## begin Exercise inputs

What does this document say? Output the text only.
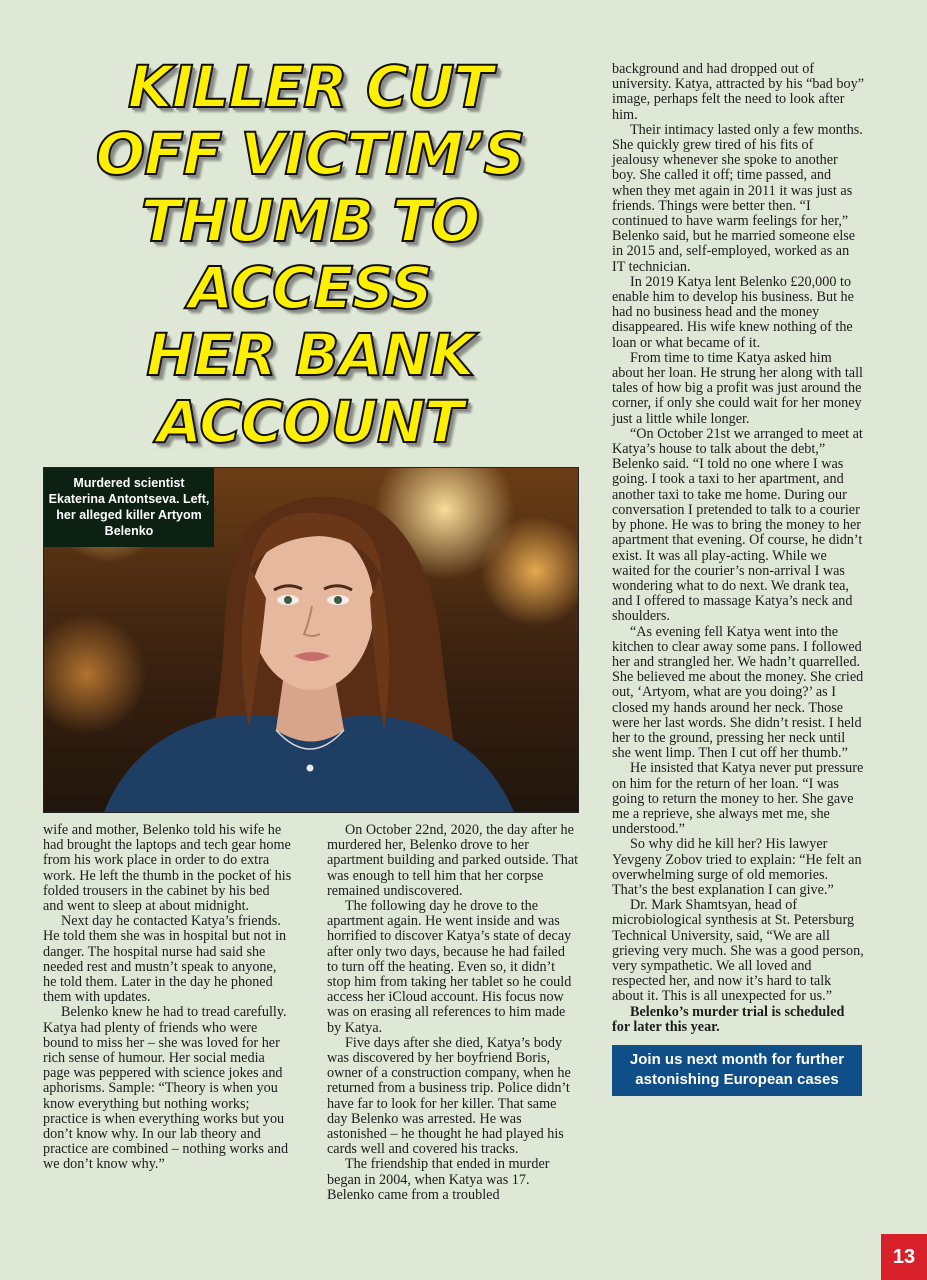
KILLER CUT
OFF VICTIM’S
THUMB TO
ACCESS
HER BANK
ACCOUNT
Murdered scientist Ekaterina Antontseva. Left, her alleged killer Artyom Belenko

wife and mother, Belenko told his wife he had brought the laptops and tech gear home from his work place in order to do extra work. He left the thumb in the pocket of his folded trousers in the cabinet by his bed and went to sleep at about midnight.

Next day he contacted Katya’s friends. He told them she was in hospital but not in danger. The hospital nurse had said she needed rest and mustn’t speak to anyone, he told them. Later in the day he phoned them with updates.

Belenko knew he had to tread carefully. Katya had plenty of friends who were bound to miss her – she was loved for her rich sense of humour. Her social media page was peppered with science jokes and aphorisms. Sample: “Theory is when you know everything but nothing works; practice is when everything works but you don’t know why. In our lab theory and practice are combined – nothing works and we don’t know why.”

On October 22nd, 2020, the day after he murdered her, Belenko drove to her apartment building and parked outside. That was enough to tell him that her corpse remained undiscovered.

The following day he drove to the apartment again. He went inside and was horrified to discover Katya’s state of decay after only two days, because he had failed to turn off the heating. Even so, it didn’t stop him from taking her tablet so he could access her iCloud account. His focus now was on erasing all references to him made by Katya.

Five days after she died, Katya’s body was discovered by her boyfriend Boris, owner of a construction company, when he returned from a business trip. Police didn’t have far to look for her killer. That same day Belenko was arrested. He was astonished – he thought he had played his cards well and covered his tracks.

The friendship that ended in murder began in 2004, when Katya was 17. Belenko came from a troubled

background and had dropped out of university. Katya, attracted by his “bad boy” image, perhaps felt the need to look after him.

Their intimacy lasted only a few months. She quickly grew tired of his fits of jealousy whenever she spoke to another boy. She called it off; time passed, and when they met again in 2011 it was just as friends. Things were better then. “I continued to have warm feelings for her,” Belenko said, but he married someone else in 2015 and, self-employed, worked as an IT technician.

In 2019 Katya lent Belenko £20,000 to enable him to develop his business. But he had no business head and the money disappeared. His wife knew nothing of the loan or what became of it.

From time to time Katya asked him about her loan. He strung her along with tall tales of how big a profit was just around the corner, if only she could wait for her money just a little while longer.

“On October 21st we arranged to meet at Katya’s house to talk about the debt,” Belenko said. “I told no one where I was going. I took a taxi to her apartment, and another taxi to take me home. During our conversation I pretended to talk to a courier by phone. He was to bring the money to her apartment that evening. Of course, he didn’t exist. It was all play-acting. While we waited for the courier’s non-arrival I was wondering what to do next. We drank tea, and I offered to massage Katya’s neck and shoulders.

“As evening fell Katya went into the kitchen to clear away some pans. I followed her and strangled her. We hadn’t quarrelled. She believed me about the money. She cried out, ‘Artyom, what are you doing?’ as I closed my hands around her neck. Those were her last words. She didn’t resist. I held her to the ground, pressing her neck until she went limp. Then I cut off her thumb.”

He insisted that Katya never put pressure on him for the return of her loan. “I was going to return the money to her. She gave me a reprieve, she always met me, she understood.”

So why did he kill her? His lawyer Yevgeny Zobov tried to explain: “He felt an overwhelming surge of old memories. That’s the best explanation I can give.”

Dr. Mark Shamtsyan, head of microbiological synthesis at St. Petersburg Technical University, said, “We are all grieving very much. She was a good person, very sympathetic. We all loved and respected her, and now it’s hard to talk about it. This is all unexpected for us.”

Belenko’s murder trial is scheduled for later this year.

Join us next month for further astonishing European cases
13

## end Exercise inputs

→ The task
Reproduce the material above verbatim; omit every picture.

→ Final result
What does this document say? Output the text only.
KILLER CUT
OFF VICTIM’S
THUMB TO
ACCESS
HER BANK
ACCOUNT
Murdered scientist Ekaterina Antontseva. Left, her alleged killer Artyom Belenko

wife and mother, Belenko told his wife he had brought the laptops and tech gear home from his work place in order to do extra work. He left the thumb in the pocket of his folded trousers in the cabinet by his bed and went to sleep at about midnight.

Next day he contacted Katya’s friends. He told them she was in hospital but not in danger. The hospital nurse had said she needed rest and mustn’t speak to anyone, he told them. Later in the day he phoned them with updates.

Belenko knew he had to tread carefully. Katya had plenty of friends who were bound to miss her – she was loved for her rich sense of humour. Her social media page was peppered with science jokes and aphorisms. Sample: “Theory is when you know everything but nothing works; practice is when everything works but you don’t know why. In our lab theory and practice are combined – nothing works and we don’t know why.”

On October 22nd, 2020, the day after he murdered her, Belenko drove to her apartment building and parked outside. That was enough to tell him that her corpse remained undiscovered.

The following day he drove to the apartment again. He went inside and was horrified to discover Katya’s state of decay after only two days, because he had failed to turn off the heating. Even so, it didn’t stop him from taking her tablet so he could access her iCloud account. His focus now was on erasing all references to him made by Katya.

Five days after she died, Katya’s body was discovered by her boyfriend Boris, owner of a construction company, when he returned from a business trip. Police didn’t have far to look for her killer. That same day Belenko was arrested. He was astonished – he thought he had played his cards well and covered his tracks.

The friendship that ended in murder began in 2004, when Katya was 17. Belenko came from a troubled

background and had dropped out of university. Katya, attracted by his “bad boy” image, perhaps felt the need to look after him.

Their intimacy lasted only a few months. She quickly grew tired of his fits of jealousy whenever she spoke to another boy. She called it off; time passed, and when they met again in 2011 it was just as friends. Things were better then. “I continued to have warm feelings for her,” Belenko said, but he married someone else in 2015 and, self-employed, worked as an IT technician.

In 2019 Katya lent Belenko £20,000 to enable him to develop his business. But he had no business head and the money disappeared. His wife knew nothing of the loan or what became of it.

From time to time Katya asked him about her loan. He strung her along with tall tales of how big a profit was just around the corner, if only she could wait for her money just a little while longer.

“On October 21st we arranged to meet at Katya’s house to talk about the debt,” Belenko said. “I told no one where I was going. I took a taxi to her apartment, and another taxi to take me home. During our conversation I pretended to talk to a courier by phone. He was to bring the money to her apartment that evening. Of course, he didn’t exist. It was all play-acting. While we waited for the courier’s non-arrival I was wondering what to do next. We drank tea, and I offered to massage Katya’s neck and shoulders.

“As evening fell Katya went into the kitchen to clear away some pans. I followed her and strangled her. We hadn’t quarrelled. She believed me about the money. She cried out, ‘Artyom, what are you doing?’ as I closed my hands around her neck. Those were her last words. She didn’t resist. I held her to the ground, pressing her neck until she went limp. Then I cut off her thumb.”

He insisted that Katya never put pressure on him for the return of her loan. “I was going to return the money to her. She gave me a reprieve, she always met me, she understood.”

So why did he kill her? His lawyer Yevgeny Zobov tried to explain: “He felt an overwhelming surge of old memories. That’s the best explanation I can give.”

Dr. Mark Shamtsyan, head of microbiological synthesis at St. Petersburg Technical University, said, “We are all grieving very much. She was a good person, very sympathetic. We all loved and respected her, and now it’s hard to talk about it. This is all unexpected for us.”

Belenko’s murder trial is scheduled for later this year.

Join us next month for further astonishing European cases
13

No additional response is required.